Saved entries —

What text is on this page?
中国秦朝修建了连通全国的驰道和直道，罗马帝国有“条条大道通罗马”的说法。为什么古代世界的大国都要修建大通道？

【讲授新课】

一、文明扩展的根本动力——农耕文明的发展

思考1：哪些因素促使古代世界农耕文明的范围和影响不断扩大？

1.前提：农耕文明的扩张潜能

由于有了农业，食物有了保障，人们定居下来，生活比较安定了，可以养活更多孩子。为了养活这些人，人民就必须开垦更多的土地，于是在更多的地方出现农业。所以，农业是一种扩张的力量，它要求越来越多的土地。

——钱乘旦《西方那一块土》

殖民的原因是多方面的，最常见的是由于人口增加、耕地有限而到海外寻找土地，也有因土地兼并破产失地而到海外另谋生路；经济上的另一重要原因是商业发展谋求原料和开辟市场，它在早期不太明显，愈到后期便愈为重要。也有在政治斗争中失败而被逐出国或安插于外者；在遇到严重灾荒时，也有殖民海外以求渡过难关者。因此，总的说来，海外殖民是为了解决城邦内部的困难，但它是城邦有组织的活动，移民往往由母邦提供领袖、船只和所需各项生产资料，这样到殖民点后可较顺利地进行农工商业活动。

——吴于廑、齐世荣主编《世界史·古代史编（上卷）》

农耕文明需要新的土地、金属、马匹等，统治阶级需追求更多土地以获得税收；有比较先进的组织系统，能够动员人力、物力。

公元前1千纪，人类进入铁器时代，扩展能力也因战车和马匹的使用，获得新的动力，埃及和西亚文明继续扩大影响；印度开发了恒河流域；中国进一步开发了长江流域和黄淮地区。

STATED PROBLEM —
Give the data again, exactly as it stands.

ANSWER TO THIS TASK —
What text is on this page?
中国秦朝修建了连通全国的驰道和直道，罗马帝国有“条条大道通罗马”的说法。为什么古代世界的大国都要修建大通道？

【讲授新课】

一、文明扩展的根本动力——农耕文明的发展

思考1：哪些因素促使古代世界农耕文明的范围和影响不断扩大？

1.前提：农耕文明的扩张潜能

由于有了农业，食物有了保障，人们定居下来，生活比较安定了，可以养活更多孩子。为了养活这些人，人民就必须开垦更多的土地，于是在更多的地方出现农业。所以，农业是一种扩张的力量，它要求越来越多的土地。

——钱乘旦《西方那一块土》

殖民的原因是多方面的，最常见的是由于人口增加、耕地有限而到海外寻找土地，也有因土地兼并破产失地而到海外另谋生路；经济上的另一重要原因是商业发展谋求原料和开辟市场，它在早期不太明显，愈到后期便愈为重要。也有在政治斗争中失败而被逐出国或安插于外者；在遇到严重灾荒时，也有殖民海外以求渡过难关者。因此，总的说来，海外殖民是为了解决城邦内部的困难，但它是城邦有组织的活动，移民往往由母邦提供领袖、船只和所需各项生产资料，这样到殖民点后可较顺利地进行农工商业活动。

——吴于廑、齐世荣主编《世界史·古代史编（上卷）》

农耕文明需要新的土地、金属、马匹等，统治阶级需追求更多土地以获得税收；有比较先进的组织系统，能够动员人力、物力。

公元前1千纪，人类进入铁器时代，扩展能力也因战车和马匹的使用，获得新的动力，埃及和西亚文明继续扩大影响；印度开发了恒河流域；中国进一步开发了长江流域和黄淮地区。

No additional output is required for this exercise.